--- START OF Input ---

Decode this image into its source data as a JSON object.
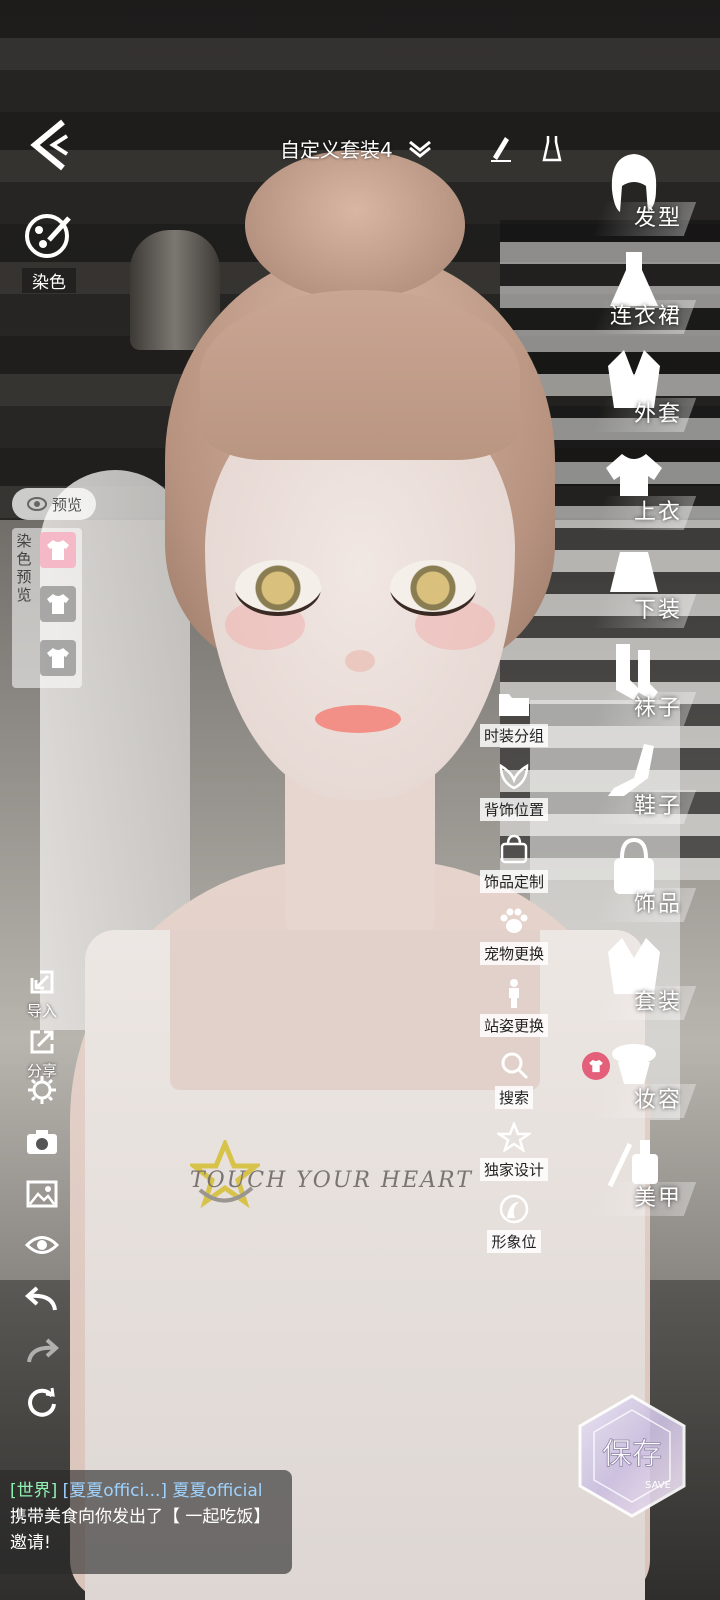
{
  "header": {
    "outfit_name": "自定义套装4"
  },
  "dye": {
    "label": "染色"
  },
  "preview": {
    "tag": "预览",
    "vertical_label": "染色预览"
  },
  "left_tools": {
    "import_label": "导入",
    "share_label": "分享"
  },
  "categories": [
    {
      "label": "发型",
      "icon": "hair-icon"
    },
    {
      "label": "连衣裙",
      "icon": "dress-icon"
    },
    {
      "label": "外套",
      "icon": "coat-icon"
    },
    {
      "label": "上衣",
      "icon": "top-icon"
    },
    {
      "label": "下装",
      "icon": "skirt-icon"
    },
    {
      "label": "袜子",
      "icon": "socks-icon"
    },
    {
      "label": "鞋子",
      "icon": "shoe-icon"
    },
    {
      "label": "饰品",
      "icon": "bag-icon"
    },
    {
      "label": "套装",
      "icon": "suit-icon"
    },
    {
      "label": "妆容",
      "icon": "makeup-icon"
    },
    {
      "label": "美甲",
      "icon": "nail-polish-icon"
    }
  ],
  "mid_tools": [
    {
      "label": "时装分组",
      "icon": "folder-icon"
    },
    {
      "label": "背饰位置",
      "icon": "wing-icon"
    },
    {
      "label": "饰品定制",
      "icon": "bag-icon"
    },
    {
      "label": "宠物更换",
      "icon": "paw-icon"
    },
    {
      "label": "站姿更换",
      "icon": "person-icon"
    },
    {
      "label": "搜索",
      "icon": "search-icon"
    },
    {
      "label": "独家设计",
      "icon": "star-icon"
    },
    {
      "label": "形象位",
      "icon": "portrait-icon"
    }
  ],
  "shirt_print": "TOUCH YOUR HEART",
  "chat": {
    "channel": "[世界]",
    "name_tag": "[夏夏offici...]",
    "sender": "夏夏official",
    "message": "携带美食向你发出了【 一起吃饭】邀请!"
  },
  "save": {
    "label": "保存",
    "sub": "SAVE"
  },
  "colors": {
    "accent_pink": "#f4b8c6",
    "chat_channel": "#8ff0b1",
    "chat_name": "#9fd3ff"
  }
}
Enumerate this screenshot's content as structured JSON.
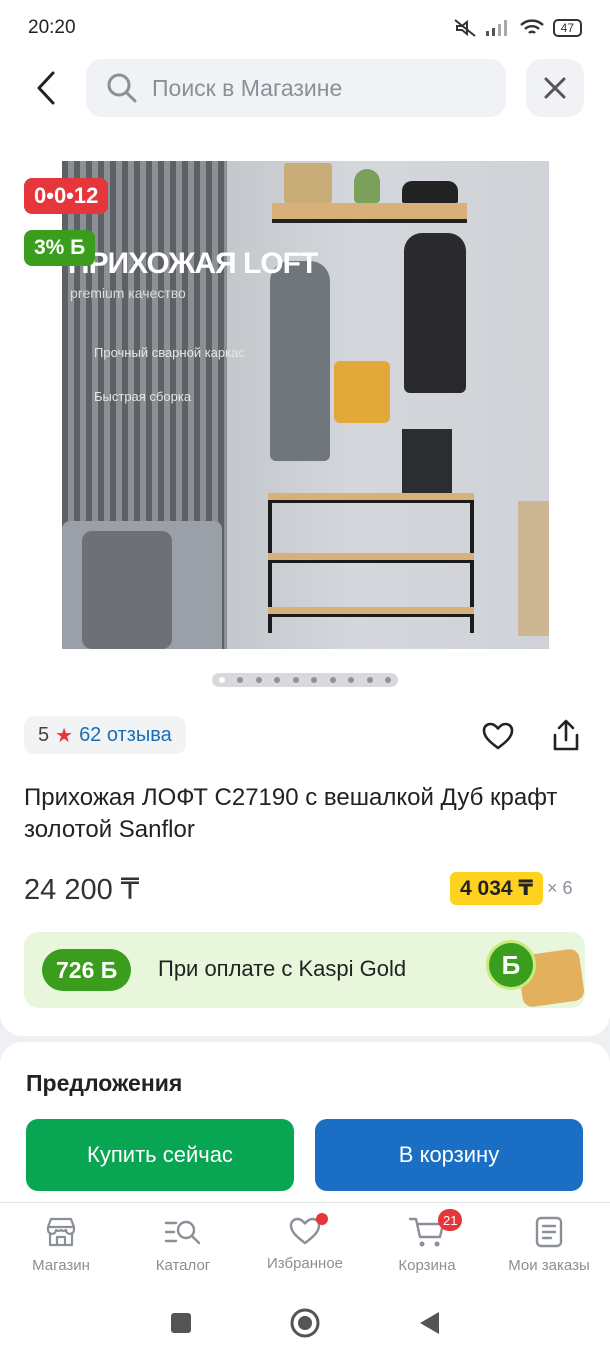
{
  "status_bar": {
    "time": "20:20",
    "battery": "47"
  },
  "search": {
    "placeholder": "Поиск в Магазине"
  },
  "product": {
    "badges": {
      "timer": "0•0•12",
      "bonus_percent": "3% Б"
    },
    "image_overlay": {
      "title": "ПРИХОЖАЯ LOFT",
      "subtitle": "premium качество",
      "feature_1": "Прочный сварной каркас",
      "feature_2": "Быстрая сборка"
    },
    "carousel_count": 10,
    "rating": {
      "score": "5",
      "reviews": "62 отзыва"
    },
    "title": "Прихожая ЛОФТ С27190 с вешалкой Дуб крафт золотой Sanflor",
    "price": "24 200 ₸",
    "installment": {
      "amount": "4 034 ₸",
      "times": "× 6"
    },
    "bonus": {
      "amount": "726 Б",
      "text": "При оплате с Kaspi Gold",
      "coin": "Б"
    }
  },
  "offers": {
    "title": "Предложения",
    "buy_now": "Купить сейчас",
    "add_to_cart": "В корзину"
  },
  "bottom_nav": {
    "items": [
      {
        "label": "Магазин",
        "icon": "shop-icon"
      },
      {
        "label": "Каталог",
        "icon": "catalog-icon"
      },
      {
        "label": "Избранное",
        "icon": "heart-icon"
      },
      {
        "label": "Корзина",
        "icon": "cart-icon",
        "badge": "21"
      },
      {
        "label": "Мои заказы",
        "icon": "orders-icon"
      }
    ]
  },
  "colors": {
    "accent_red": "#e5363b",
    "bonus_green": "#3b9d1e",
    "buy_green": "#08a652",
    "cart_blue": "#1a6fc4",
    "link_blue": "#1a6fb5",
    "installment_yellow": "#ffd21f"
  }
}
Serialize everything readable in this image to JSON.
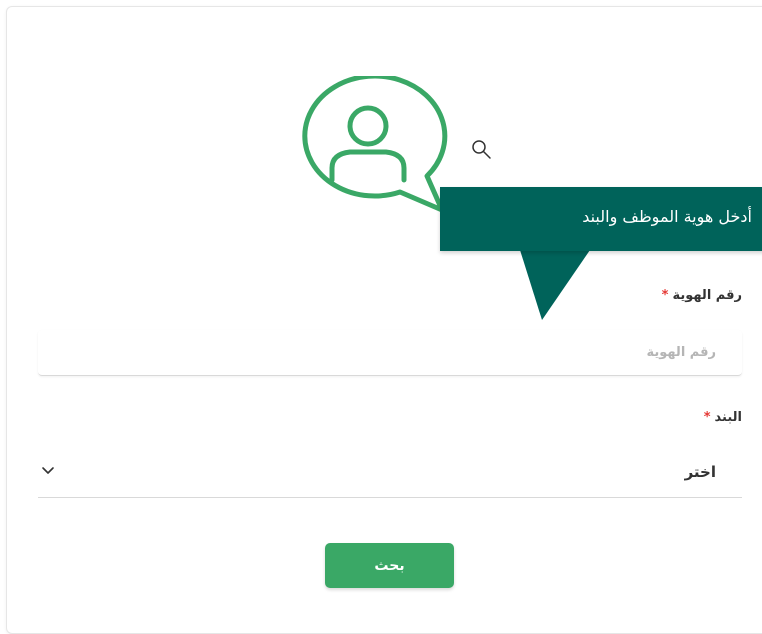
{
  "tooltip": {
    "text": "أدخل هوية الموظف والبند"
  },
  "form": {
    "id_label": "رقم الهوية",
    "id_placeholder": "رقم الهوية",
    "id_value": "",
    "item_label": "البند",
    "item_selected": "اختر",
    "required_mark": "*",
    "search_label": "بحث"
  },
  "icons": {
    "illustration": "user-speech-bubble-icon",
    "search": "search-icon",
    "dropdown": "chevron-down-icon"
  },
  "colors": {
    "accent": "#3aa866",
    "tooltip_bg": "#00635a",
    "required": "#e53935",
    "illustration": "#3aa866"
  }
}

--- END OF Input ---

Aim of the exercise:
Copy every record character for character. Skip the pictures.

Output for this exercise:
Decode this image into its source data as a JSON object.
{
  "header": {
    "outfit_name": "自定义套装4"
  },
  "dye": {
    "label": "染色"
  },
  "preview": {
    "tag": "预览",
    "vertical_label": "染色预览"
  },
  "left_tools": {
    "import_label": "导入",
    "share_label": "分享"
  },
  "categories": [
    {
      "label": "发型",
      "icon": "hair-icon"
    },
    {
      "label": "连衣裙",
      "icon": "dress-icon"
    },
    {
      "label": "外套",
      "icon": "coat-icon"
    },
    {
      "label": "上衣",
      "icon": "top-icon"
    },
    {
      "label": "下装",
      "icon": "skirt-icon"
    },
    {
      "label": "袜子",
      "icon": "socks-icon"
    },
    {
      "label": "鞋子",
      "icon": "shoe-icon"
    },
    {
      "label": "饰品",
      "icon": "bag-icon"
    },
    {
      "label": "套装",
      "icon": "suit-icon"
    },
    {
      "label": "妆容",
      "icon": "makeup-icon"
    },
    {
      "label": "美甲",
      "icon": "nail-polish-icon"
    }
  ],
  "mid_tools": [
    {
      "label": "时装分组",
      "icon": "folder-icon"
    },
    {
      "label": "背饰位置",
      "icon": "wing-icon"
    },
    {
      "label": "饰品定制",
      "icon": "bag-icon"
    },
    {
      "label": "宠物更换",
      "icon": "paw-icon"
    },
    {
      "label": "站姿更换",
      "icon": "person-icon"
    },
    {
      "label": "搜索",
      "icon": "search-icon"
    },
    {
      "label": "独家设计",
      "icon": "star-icon"
    },
    {
      "label": "形象位",
      "icon": "portrait-icon"
    }
  ],
  "shirt_print": "TOUCH YOUR HEART",
  "chat": {
    "channel": "[世界]",
    "name_tag": "[夏夏offici...]",
    "sender": "夏夏official",
    "message": "携带美食向你发出了【 一起吃饭】邀请!"
  },
  "save": {
    "label": "保存",
    "sub": "SAVE"
  },
  "colors": {
    "accent_pink": "#f4b8c6",
    "chat_channel": "#8ff0b1",
    "chat_name": "#9fd3ff"
  }
}
Enumerate this screenshot's content as structured JSON.
{
  "status_bar": {
    "time": "20:20",
    "battery": "47"
  },
  "search": {
    "placeholder": "Поиск в Магазине"
  },
  "product": {
    "badges": {
      "timer": "0•0•12",
      "bonus_percent": "3% Б"
    },
    "image_overlay": {
      "title": "ПРИХОЖАЯ LOFT",
      "subtitle": "premium качество",
      "feature_1": "Прочный сварной каркас",
      "feature_2": "Быстрая сборка"
    },
    "carousel_count": 10,
    "rating": {
      "score": "5",
      "reviews": "62 отзыва"
    },
    "title": "Прихожая ЛОФТ С27190 с вешалкой Дуб крафт золотой Sanflor",
    "price": "24 200 ₸",
    "installment": {
      "amount": "4 034 ₸",
      "times": "× 6"
    },
    "bonus": {
      "amount": "726 Б",
      "text": "При оплате с Kaspi Gold",
      "coin": "Б"
    }
  },
  "offers": {
    "title": "Предложения",
    "buy_now": "Купить сейчас",
    "add_to_cart": "В корзину"
  },
  "bottom_nav": {
    "items": [
      {
        "label": "Магазин",
        "icon": "shop-icon"
      },
      {
        "label": "Каталог",
        "icon": "catalog-icon"
      },
      {
        "label": "Избранное",
        "icon": "heart-icon"
      },
      {
        "label": "Корзина",
        "icon": "cart-icon",
        "badge": "21"
      },
      {
        "label": "Мои заказы",
        "icon": "orders-icon"
      }
    ]
  },
  "colors": {
    "accent_red": "#e5363b",
    "bonus_green": "#3b9d1e",
    "buy_green": "#08a652",
    "cart_blue": "#1a6fc4",
    "link_blue": "#1a6fb5",
    "installment_yellow": "#ffd21f"
  }
}
Serialize everything readable in this image to JSON.
{
  "tooltip": {
    "text": "أدخل هوية الموظف والبند"
  },
  "form": {
    "id_label": "رقم الهوية",
    "id_placeholder": "رقم الهوية",
    "id_value": "",
    "item_label": "البند",
    "item_selected": "اختر",
    "required_mark": "*",
    "search_label": "بحث"
  },
  "icons": {
    "illustration": "user-speech-bubble-icon",
    "search": "search-icon",
    "dropdown": "chevron-down-icon"
  },
  "colors": {
    "accent": "#3aa866",
    "tooltip_bg": "#00635a",
    "required": "#e53935",
    "illustration": "#3aa866"
  }
}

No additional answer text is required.